[TASK INPUTS]

▬▬▬▬▬▬

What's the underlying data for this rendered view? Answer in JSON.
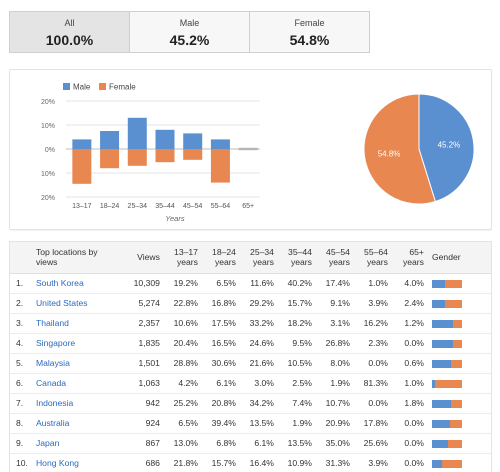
{
  "tabs": [
    {
      "label": "All",
      "value": "100.0%",
      "active": true
    },
    {
      "label": "Male",
      "value": "45.2%",
      "active": false
    },
    {
      "label": "Female",
      "value": "54.8%",
      "active": false
    }
  ],
  "colors": {
    "male": "#5a8fd0",
    "female": "#e8874f"
  },
  "chart_data": [
    {
      "type": "bar",
      "legend": [
        "Male",
        "Female"
      ],
      "legend_position": "top-left",
      "categories": [
        "13–17",
        "18–24",
        "25–34",
        "35–44",
        "45–54",
        "55–64",
        "65+"
      ],
      "series": [
        {
          "name": "Male",
          "values": [
            4,
            7.5,
            13,
            8,
            6.5,
            4,
            0.5
          ]
        },
        {
          "name": "Female",
          "values": [
            14.5,
            8,
            7,
            5.5,
            4.5,
            14,
            0.5
          ]
        }
      ],
      "ytick_labels": [
        "20%",
        "10%",
        "0%",
        "10%",
        "20%"
      ],
      "ylim": [
        -20,
        20
      ],
      "xlabel": "Years",
      "ylabel": "",
      "grid": true
    },
    {
      "type": "pie",
      "slices": [
        {
          "label": "45.2%",
          "value": 45.2,
          "name": "Male"
        },
        {
          "label": "54.8%",
          "value": 54.8,
          "name": "Female"
        }
      ]
    }
  ],
  "table": {
    "headers": [
      "",
      "Top locations by views",
      "Views",
      "13–17 years",
      "18–24 years",
      "25–34 years",
      "35–44 years",
      "45–54 years",
      "55–64 years",
      "65+ years",
      "Gender"
    ],
    "rows": [
      {
        "idx": "1.",
        "loc": "South Korea",
        "views": "10,309",
        "a": "19.2%",
        "b": "6.5%",
        "c": "11.6%",
        "d": "40.2%",
        "e": "17.4%",
        "f": "1.0%",
        "g": "4.0%",
        "male": 0.45
      },
      {
        "idx": "2.",
        "loc": "United States",
        "views": "5,274",
        "a": "22.8%",
        "b": "16.8%",
        "c": "29.2%",
        "d": "15.7%",
        "e": "9.1%",
        "f": "3.9%",
        "g": "2.4%",
        "male": 0.45
      },
      {
        "idx": "3.",
        "loc": "Thailand",
        "views": "2,357",
        "a": "10.6%",
        "b": "17.5%",
        "c": "33.2%",
        "d": "18.2%",
        "e": "3.1%",
        "f": "16.2%",
        "g": "1.2%",
        "male": 0.7
      },
      {
        "idx": "4.",
        "loc": "Singapore",
        "views": "1,835",
        "a": "20.4%",
        "b": "16.5%",
        "c": "24.6%",
        "d": "9.5%",
        "e": "26.8%",
        "f": "2.3%",
        "g": "0.0%",
        "male": 0.7
      },
      {
        "idx": "5.",
        "loc": "Malaysia",
        "views": "1,501",
        "a": "28.8%",
        "b": "30.6%",
        "c": "21.6%",
        "d": "10.5%",
        "e": "8.0%",
        "f": "0.0%",
        "g": "0.6%",
        "male": 0.65
      },
      {
        "idx": "6.",
        "loc": "Canada",
        "views": "1,063",
        "a": "4.2%",
        "b": "6.1%",
        "c": "3.0%",
        "d": "2.5%",
        "e": "1.9%",
        "f": "81.3%",
        "g": "1.0%",
        "male": 0.1
      },
      {
        "idx": "7.",
        "loc": "Indonesia",
        "views": "942",
        "a": "25.2%",
        "b": "20.8%",
        "c": "34.2%",
        "d": "7.4%",
        "e": "10.7%",
        "f": "0.0%",
        "g": "1.8%",
        "male": 0.65
      },
      {
        "idx": "8.",
        "loc": "Australia",
        "views": "924",
        "a": "6.5%",
        "b": "39.4%",
        "c": "13.5%",
        "d": "1.9%",
        "e": "20.9%",
        "f": "17.8%",
        "g": "0.0%",
        "male": 0.6
      },
      {
        "idx": "9.",
        "loc": "Japan",
        "views": "867",
        "a": "13.0%",
        "b": "6.8%",
        "c": "6.1%",
        "d": "13.5%",
        "e": "35.0%",
        "f": "25.6%",
        "g": "0.0%",
        "male": 0.55
      },
      {
        "idx": "10.",
        "loc": "Hong Kong",
        "views": "686",
        "a": "21.8%",
        "b": "15.7%",
        "c": "16.4%",
        "d": "10.9%",
        "e": "31.3%",
        "f": "3.9%",
        "g": "0.0%",
        "male": 0.35
      }
    ]
  }
}
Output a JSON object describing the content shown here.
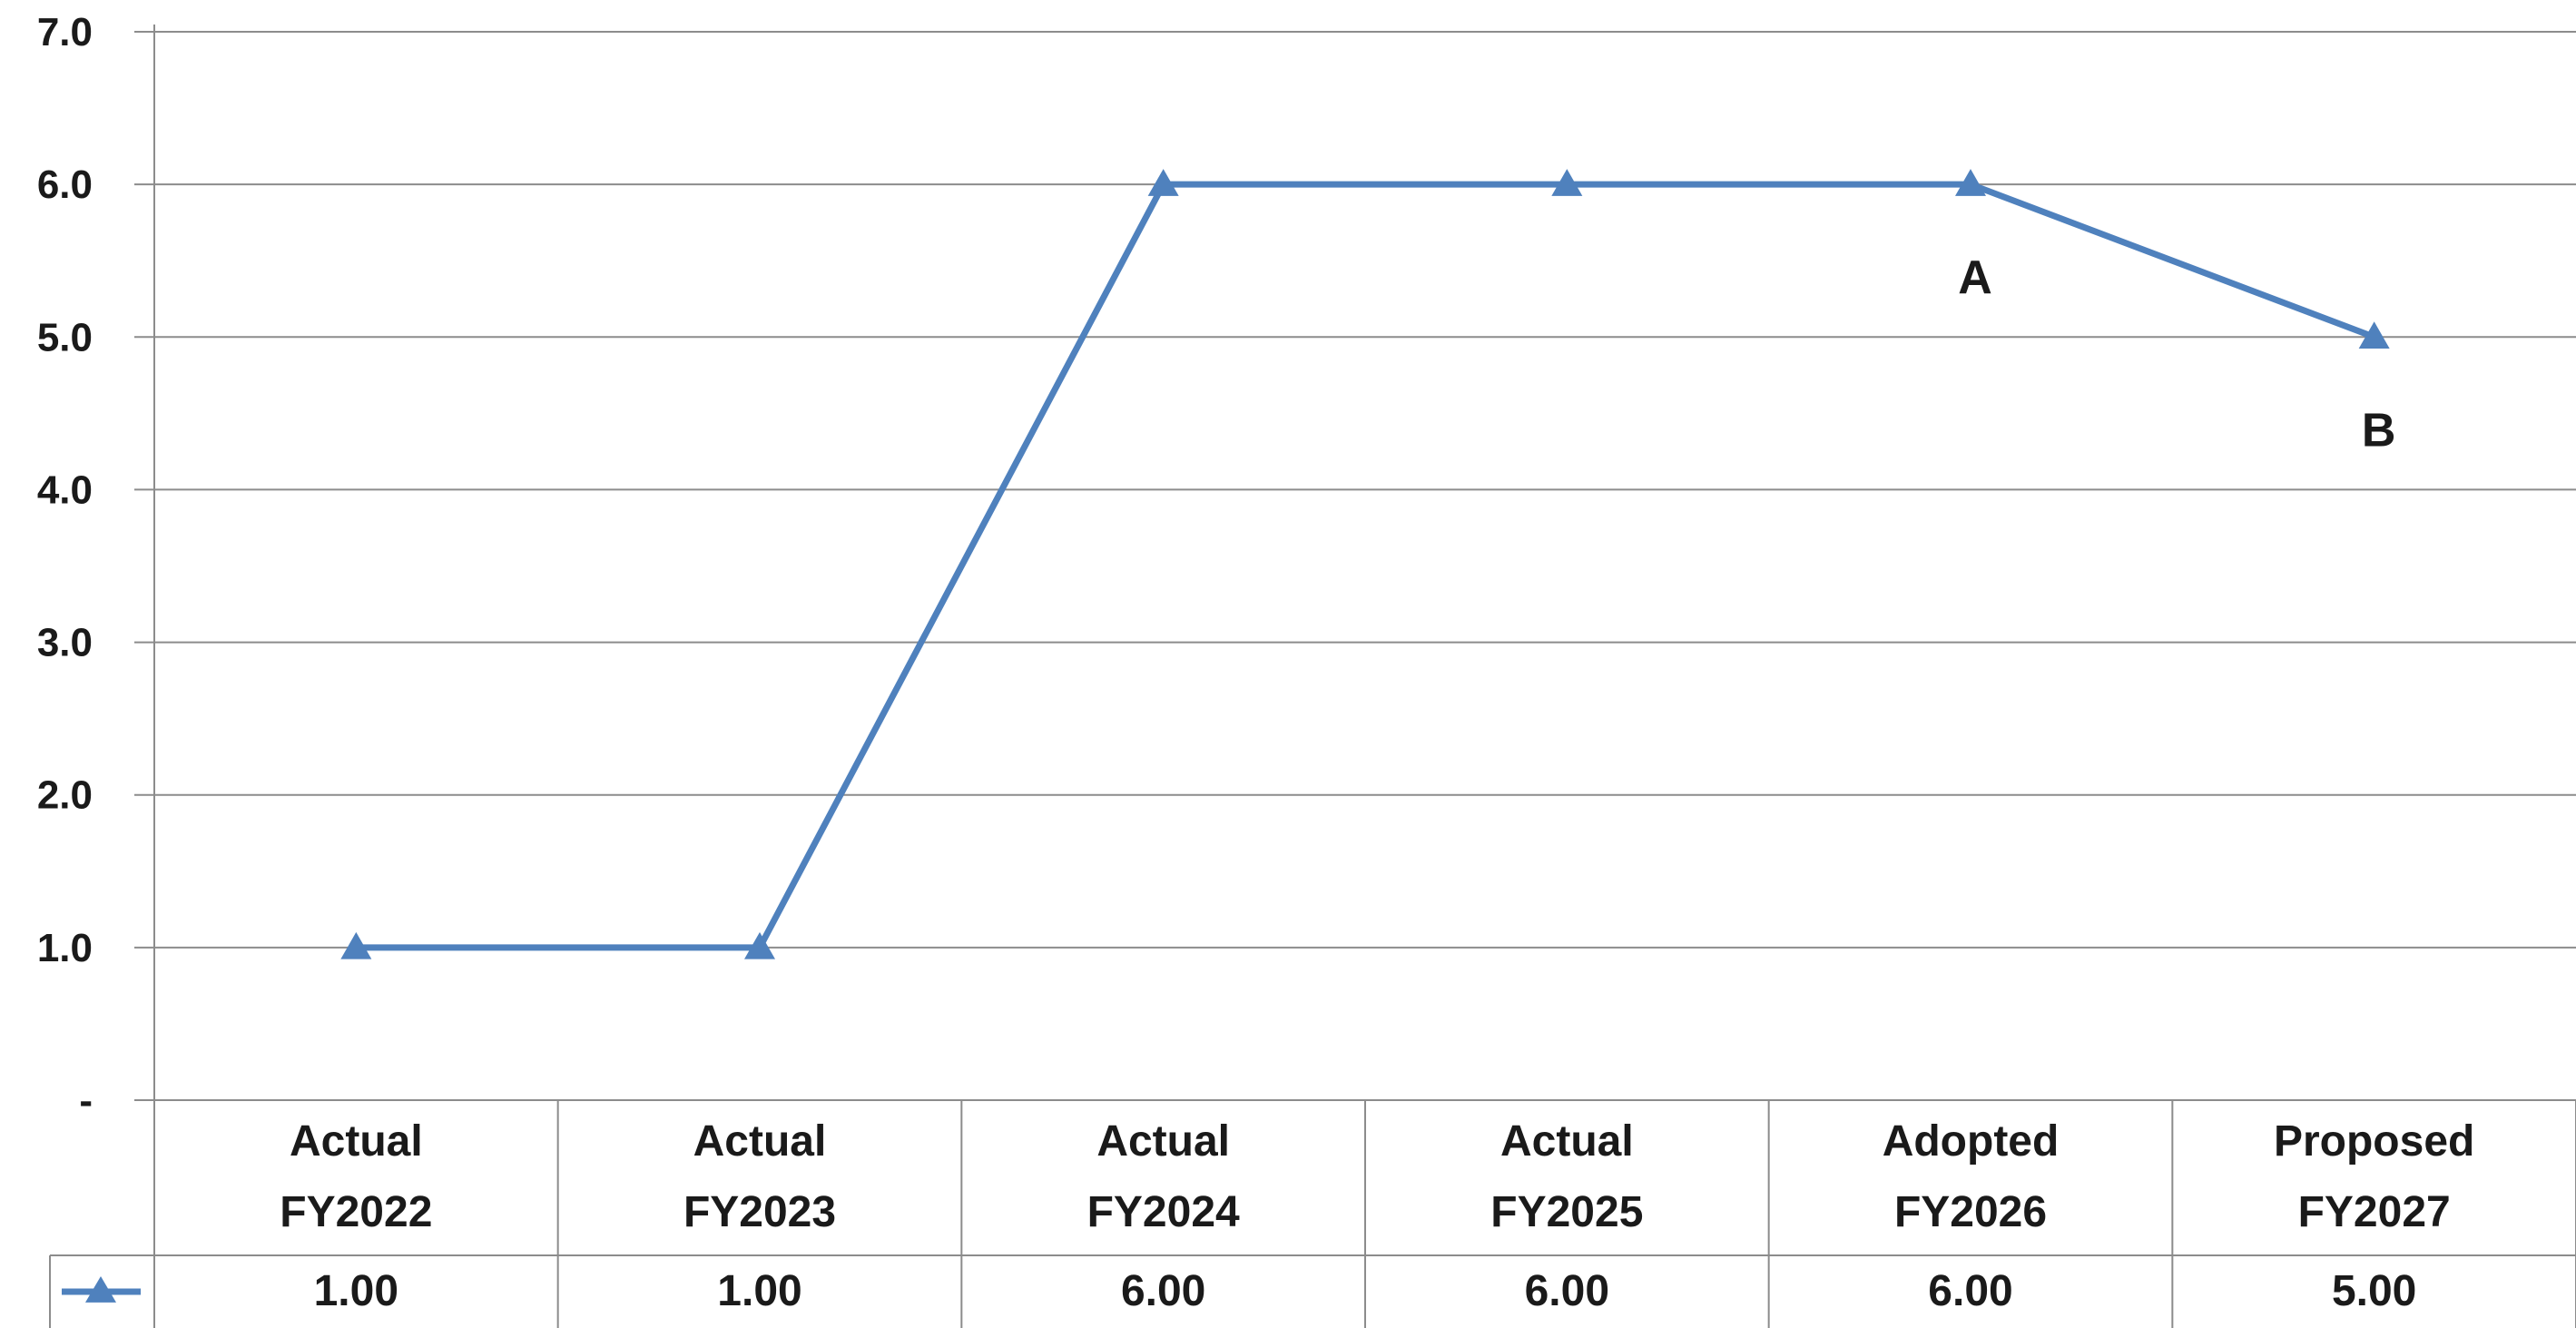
{
  "chart_data": {
    "type": "line",
    "categories": [
      [
        "Actual",
        "FY2022"
      ],
      [
        "Actual",
        "FY2023"
      ],
      [
        "Actual",
        "FY2024"
      ],
      [
        "Actual",
        "FY2025"
      ],
      [
        "Adopted",
        "FY2026"
      ],
      [
        "Proposed",
        "FY2027"
      ]
    ],
    "series": [
      {
        "values": [
          1.0,
          1.0,
          6.0,
          6.0,
          6.0,
          5.0
        ],
        "color": "#4f81bd",
        "marker": "triangle"
      }
    ],
    "data_table_values": [
      "1.00",
      "1.00",
      "6.00",
      "6.00",
      "6.00",
      "5.00"
    ],
    "ylim": [
      0,
      7
    ],
    "yticks": [
      {
        "value": 0,
        "label": "-"
      },
      {
        "value": 1,
        "label": "1.0"
      },
      {
        "value": 2,
        "label": "2.0"
      },
      {
        "value": 3,
        "label": "3.0"
      },
      {
        "value": 4,
        "label": "4.0"
      },
      {
        "value": 5,
        "label": "5.0"
      },
      {
        "value": 6,
        "label": "6.0"
      },
      {
        "value": 7,
        "label": "7.0"
      }
    ],
    "annotations": [
      {
        "text": "A",
        "category_index": 4
      },
      {
        "text": "B",
        "category_index": 5
      }
    ],
    "grid": true,
    "title": "",
    "xlabel": "",
    "ylabel": ""
  }
}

▬▬▬▬▬▬

[WHAT THE TASK REQUIRES] Reproduce the whole listing exactly, but not the images in it.

[EXERCISE OUTPUT]
What's the underlying data for this rendered view? Answer in JSON.
{
  "tabs": [
    {
      "label": "All",
      "value": "100.0%",
      "active": true
    },
    {
      "label": "Male",
      "value": "45.2%",
      "active": false
    },
    {
      "label": "Female",
      "value": "54.8%",
      "active": false
    }
  ],
  "colors": {
    "male": "#5a8fd0",
    "female": "#e8874f"
  },
  "chart_data": [
    {
      "type": "bar",
      "legend": [
        "Male",
        "Female"
      ],
      "legend_position": "top-left",
      "categories": [
        "13–17",
        "18–24",
        "25–34",
        "35–44",
        "45–54",
        "55–64",
        "65+"
      ],
      "series": [
        {
          "name": "Male",
          "values": [
            4,
            7.5,
            13,
            8,
            6.5,
            4,
            0.5
          ]
        },
        {
          "name": "Female",
          "values": [
            14.5,
            8,
            7,
            5.5,
            4.5,
            14,
            0.5
          ]
        }
      ],
      "ytick_labels": [
        "20%",
        "10%",
        "0%",
        "10%",
        "20%"
      ],
      "ylim": [
        -20,
        20
      ],
      "xlabel": "Years",
      "ylabel": "",
      "grid": true
    },
    {
      "type": "pie",
      "slices": [
        {
          "label": "45.2%",
          "value": 45.2,
          "name": "Male"
        },
        {
          "label": "54.8%",
          "value": 54.8,
          "name": "Female"
        }
      ]
    }
  ],
  "table": {
    "headers": [
      "",
      "Top locations by views",
      "Views",
      "13–17 years",
      "18–24 years",
      "25–34 years",
      "35–44 years",
      "45–54 years",
      "55–64 years",
      "65+ years",
      "Gender"
    ],
    "rows": [
      {
        "idx": "1.",
        "loc": "South Korea",
        "views": "10,309",
        "a": "19.2%",
        "b": "6.5%",
        "c": "11.6%",
        "d": "40.2%",
        "e": "17.4%",
        "f": "1.0%",
        "g": "4.0%",
        "male": 0.45
      },
      {
        "idx": "2.",
        "loc": "United States",
        "views": "5,274",
        "a": "22.8%",
        "b": "16.8%",
        "c": "29.2%",
        "d": "15.7%",
        "e": "9.1%",
        "f": "3.9%",
        "g": "2.4%",
        "male": 0.45
      },
      {
        "idx": "3.",
        "loc": "Thailand",
        "views": "2,357",
        "a": "10.6%",
        "b": "17.5%",
        "c": "33.2%",
        "d": "18.2%",
        "e": "3.1%",
        "f": "16.2%",
        "g": "1.2%",
        "male": 0.7
      },
      {
        "idx": "4.",
        "loc": "Singapore",
        "views": "1,835",
        "a": "20.4%",
        "b": "16.5%",
        "c": "24.6%",
        "d": "9.5%",
        "e": "26.8%",
        "f": "2.3%",
        "g": "0.0%",
        "male": 0.7
      },
      {
        "idx": "5.",
        "loc": "Malaysia",
        "views": "1,501",
        "a": "28.8%",
        "b": "30.6%",
        "c": "21.6%",
        "d": "10.5%",
        "e": "8.0%",
        "f": "0.0%",
        "g": "0.6%",
        "male": 0.65
      },
      {
        "idx": "6.",
        "loc": "Canada",
        "views": "1,063",
        "a": "4.2%",
        "b": "6.1%",
        "c": "3.0%",
        "d": "2.5%",
        "e": "1.9%",
        "f": "81.3%",
        "g": "1.0%",
        "male": 0.1
      },
      {
        "idx": "7.",
        "loc": "Indonesia",
        "views": "942",
        "a": "25.2%",
        "b": "20.8%",
        "c": "34.2%",
        "d": "7.4%",
        "e": "10.7%",
        "f": "0.0%",
        "g": "1.8%",
        "male": 0.65
      },
      {
        "idx": "8.",
        "loc": "Australia",
        "views": "924",
        "a": "6.5%",
        "b": "39.4%",
        "c": "13.5%",
        "d": "1.9%",
        "e": "20.9%",
        "f": "17.8%",
        "g": "0.0%",
        "male": 0.6
      },
      {
        "idx": "9.",
        "loc": "Japan",
        "views": "867",
        "a": "13.0%",
        "b": "6.8%",
        "c": "6.1%",
        "d": "13.5%",
        "e": "35.0%",
        "f": "25.6%",
        "g": "0.0%",
        "male": 0.55
      },
      {
        "idx": "10.",
        "loc": "Hong Kong",
        "views": "686",
        "a": "21.8%",
        "b": "15.7%",
        "c": "16.4%",
        "d": "10.9%",
        "e": "31.3%",
        "f": "3.9%",
        "g": "0.0%",
        "male": 0.35
      }
    ]
  }
}
Output a JSON object describing the content shown here.
{
  "chart_data": {
    "type": "line",
    "categories": [
      [
        "Actual",
        "FY2022"
      ],
      [
        "Actual",
        "FY2023"
      ],
      [
        "Actual",
        "FY2024"
      ],
      [
        "Actual",
        "FY2025"
      ],
      [
        "Adopted",
        "FY2026"
      ],
      [
        "Proposed",
        "FY2027"
      ]
    ],
    "series": [
      {
        "values": [
          1.0,
          1.0,
          6.0,
          6.0,
          6.0,
          5.0
        ],
        "color": "#4f81bd",
        "marker": "triangle"
      }
    ],
    "data_table_values": [
      "1.00",
      "1.00",
      "6.00",
      "6.00",
      "6.00",
      "5.00"
    ],
    "ylim": [
      0,
      7
    ],
    "yticks": [
      {
        "value": 0,
        "label": "-"
      },
      {
        "value": 1,
        "label": "1.0"
      },
      {
        "value": 2,
        "label": "2.0"
      },
      {
        "value": 3,
        "label": "3.0"
      },
      {
        "value": 4,
        "label": "4.0"
      },
      {
        "value": 5,
        "label": "5.0"
      },
      {
        "value": 6,
        "label": "6.0"
      },
      {
        "value": 7,
        "label": "7.0"
      }
    ],
    "annotations": [
      {
        "text": "A",
        "category_index": 4
      },
      {
        "text": "B",
        "category_index": 5
      }
    ],
    "grid": true,
    "title": "",
    "xlabel": "",
    "ylabel": ""
  }
}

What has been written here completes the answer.